» **DATA LISTING**:
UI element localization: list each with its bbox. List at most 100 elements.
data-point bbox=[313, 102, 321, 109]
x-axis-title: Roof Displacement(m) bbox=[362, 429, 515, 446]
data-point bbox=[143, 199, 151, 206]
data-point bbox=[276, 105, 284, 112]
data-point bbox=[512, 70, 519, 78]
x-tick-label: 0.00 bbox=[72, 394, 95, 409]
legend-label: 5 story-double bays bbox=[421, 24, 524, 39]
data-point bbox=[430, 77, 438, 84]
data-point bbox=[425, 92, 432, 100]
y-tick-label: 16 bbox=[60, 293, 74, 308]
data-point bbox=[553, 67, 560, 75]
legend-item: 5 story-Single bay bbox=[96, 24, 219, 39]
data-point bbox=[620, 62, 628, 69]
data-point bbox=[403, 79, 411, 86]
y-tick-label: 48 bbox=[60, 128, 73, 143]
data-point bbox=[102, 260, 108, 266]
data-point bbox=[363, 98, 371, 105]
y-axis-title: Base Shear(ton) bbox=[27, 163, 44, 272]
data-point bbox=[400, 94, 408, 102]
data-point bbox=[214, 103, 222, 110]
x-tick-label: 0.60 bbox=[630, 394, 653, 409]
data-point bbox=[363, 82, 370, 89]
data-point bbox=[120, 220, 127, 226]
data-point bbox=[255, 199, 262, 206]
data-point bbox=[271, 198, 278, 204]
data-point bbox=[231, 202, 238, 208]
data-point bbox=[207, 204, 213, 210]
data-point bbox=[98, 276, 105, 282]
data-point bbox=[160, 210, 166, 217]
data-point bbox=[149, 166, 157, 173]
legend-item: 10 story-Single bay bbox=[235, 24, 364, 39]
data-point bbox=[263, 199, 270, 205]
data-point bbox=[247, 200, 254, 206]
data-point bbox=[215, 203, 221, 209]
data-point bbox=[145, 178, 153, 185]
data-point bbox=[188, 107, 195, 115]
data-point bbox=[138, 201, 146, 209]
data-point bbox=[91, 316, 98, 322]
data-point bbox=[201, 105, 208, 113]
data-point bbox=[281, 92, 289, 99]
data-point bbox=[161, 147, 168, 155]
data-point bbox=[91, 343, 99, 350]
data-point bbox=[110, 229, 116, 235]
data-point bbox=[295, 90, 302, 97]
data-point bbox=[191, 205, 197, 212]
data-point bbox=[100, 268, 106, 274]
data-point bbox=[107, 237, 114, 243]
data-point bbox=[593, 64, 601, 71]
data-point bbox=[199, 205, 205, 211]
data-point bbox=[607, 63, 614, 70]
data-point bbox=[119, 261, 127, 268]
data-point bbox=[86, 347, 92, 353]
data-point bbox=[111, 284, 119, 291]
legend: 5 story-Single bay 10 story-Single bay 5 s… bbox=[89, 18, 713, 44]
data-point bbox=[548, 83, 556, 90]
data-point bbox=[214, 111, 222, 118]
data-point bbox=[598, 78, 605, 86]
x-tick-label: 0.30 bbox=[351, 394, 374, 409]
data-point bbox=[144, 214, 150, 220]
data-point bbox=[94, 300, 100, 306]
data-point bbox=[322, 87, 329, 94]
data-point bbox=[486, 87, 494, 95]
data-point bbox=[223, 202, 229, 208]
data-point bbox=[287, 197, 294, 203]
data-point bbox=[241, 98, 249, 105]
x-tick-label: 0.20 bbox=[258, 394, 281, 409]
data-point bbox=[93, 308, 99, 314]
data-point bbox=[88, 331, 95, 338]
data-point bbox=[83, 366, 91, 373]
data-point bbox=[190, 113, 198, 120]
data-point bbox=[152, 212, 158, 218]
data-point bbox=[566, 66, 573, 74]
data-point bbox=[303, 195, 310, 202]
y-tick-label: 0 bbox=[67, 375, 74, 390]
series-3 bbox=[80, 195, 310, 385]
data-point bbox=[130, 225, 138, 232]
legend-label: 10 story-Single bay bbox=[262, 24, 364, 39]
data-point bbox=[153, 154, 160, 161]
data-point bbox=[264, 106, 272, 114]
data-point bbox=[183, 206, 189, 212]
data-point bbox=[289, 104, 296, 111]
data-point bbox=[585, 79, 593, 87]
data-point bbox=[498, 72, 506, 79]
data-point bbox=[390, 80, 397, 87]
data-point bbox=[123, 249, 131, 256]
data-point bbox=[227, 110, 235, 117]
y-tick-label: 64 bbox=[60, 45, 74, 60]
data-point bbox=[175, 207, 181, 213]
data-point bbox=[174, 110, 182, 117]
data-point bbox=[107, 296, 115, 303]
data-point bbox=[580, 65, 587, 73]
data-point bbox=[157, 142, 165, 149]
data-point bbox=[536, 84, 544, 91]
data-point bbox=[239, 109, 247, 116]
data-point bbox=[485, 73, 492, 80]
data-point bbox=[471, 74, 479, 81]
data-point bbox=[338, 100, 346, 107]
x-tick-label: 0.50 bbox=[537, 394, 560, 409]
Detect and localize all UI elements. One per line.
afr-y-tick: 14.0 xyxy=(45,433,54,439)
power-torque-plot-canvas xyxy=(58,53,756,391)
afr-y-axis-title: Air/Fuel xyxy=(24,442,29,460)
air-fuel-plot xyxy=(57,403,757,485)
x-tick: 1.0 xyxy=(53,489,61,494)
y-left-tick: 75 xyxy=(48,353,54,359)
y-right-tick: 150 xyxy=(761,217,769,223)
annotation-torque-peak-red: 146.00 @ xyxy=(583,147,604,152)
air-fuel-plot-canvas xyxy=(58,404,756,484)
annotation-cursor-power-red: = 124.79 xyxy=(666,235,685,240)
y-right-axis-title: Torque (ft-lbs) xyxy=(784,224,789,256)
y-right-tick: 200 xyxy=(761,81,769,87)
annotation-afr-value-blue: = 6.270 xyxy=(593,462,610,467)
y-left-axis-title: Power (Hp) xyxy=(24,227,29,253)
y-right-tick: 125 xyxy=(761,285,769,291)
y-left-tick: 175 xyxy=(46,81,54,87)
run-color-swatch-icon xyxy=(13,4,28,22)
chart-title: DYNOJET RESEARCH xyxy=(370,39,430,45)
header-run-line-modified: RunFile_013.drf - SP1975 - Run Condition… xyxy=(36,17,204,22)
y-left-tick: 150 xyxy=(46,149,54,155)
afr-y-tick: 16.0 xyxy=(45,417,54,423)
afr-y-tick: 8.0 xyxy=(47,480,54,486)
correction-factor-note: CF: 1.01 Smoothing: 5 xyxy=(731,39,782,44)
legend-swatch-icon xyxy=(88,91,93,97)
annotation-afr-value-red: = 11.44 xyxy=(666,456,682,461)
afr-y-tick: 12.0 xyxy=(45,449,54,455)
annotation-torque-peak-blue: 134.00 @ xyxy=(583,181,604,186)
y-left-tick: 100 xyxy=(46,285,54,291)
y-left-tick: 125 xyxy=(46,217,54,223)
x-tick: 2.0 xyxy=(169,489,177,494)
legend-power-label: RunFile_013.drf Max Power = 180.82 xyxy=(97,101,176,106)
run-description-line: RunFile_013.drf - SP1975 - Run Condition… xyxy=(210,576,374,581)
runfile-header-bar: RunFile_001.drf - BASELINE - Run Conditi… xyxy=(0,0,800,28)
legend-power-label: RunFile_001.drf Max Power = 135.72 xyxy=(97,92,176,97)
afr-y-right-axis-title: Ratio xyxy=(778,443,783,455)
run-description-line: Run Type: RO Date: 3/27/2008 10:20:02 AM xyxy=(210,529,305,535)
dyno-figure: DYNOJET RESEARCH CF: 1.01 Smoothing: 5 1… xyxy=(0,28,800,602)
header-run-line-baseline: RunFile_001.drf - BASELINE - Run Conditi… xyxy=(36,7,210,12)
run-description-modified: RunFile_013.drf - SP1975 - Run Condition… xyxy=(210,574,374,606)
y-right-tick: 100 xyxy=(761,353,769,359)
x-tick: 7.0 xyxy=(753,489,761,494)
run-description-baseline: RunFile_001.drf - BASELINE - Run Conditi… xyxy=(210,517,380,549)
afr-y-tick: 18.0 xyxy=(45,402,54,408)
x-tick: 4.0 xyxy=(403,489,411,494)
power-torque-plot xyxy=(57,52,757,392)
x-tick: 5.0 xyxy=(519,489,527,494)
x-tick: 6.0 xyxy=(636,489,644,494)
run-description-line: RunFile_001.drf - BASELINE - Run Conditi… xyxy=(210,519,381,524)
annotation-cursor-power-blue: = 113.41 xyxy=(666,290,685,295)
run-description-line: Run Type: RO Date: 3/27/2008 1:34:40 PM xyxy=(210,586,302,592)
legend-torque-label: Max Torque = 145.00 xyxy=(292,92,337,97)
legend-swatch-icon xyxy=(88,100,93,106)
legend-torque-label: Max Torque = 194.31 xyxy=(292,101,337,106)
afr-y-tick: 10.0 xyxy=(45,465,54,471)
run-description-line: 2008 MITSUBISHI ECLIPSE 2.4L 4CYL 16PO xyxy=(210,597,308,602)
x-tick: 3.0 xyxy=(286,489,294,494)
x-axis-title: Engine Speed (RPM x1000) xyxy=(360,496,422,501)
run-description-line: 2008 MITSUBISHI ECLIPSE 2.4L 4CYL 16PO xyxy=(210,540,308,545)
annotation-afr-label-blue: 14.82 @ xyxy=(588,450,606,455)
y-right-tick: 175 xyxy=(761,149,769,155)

» **THE EXERCISE**:
Format everything from the start of the lines down to the line containing "data-point bbox=[553, 67, 560, 75]", inclusive, as a JSON list of strings, one per line, with blank lines left out.

» **WRITTEN RESPONSE**:
[
  "UI element localization: list each with its bbox. List at most 100 elements.",
  "data-point bbox=[313, 102, 321, 109]",
  "x-axis-title: Roof Displacement(m) bbox=[362, 429, 515, 446]",
  "data-point bbox=[143, 199, 151, 206]",
  "data-point bbox=[276, 105, 284, 112]",
  "data-point bbox=[512, 70, 519, 78]",
  "x-tick-label: 0.00 bbox=[72, 394, 95, 409]",
  "legend-label: 5 story-double bays bbox=[421, 24, 524, 39]",
  "data-point bbox=[430, 77, 438, 84]",
  "data-point bbox=[425, 92, 432, 100]",
  "y-tick-label: 16 bbox=[60, 293, 74, 308]",
  "data-point bbox=[553, 67, 560, 75]"
]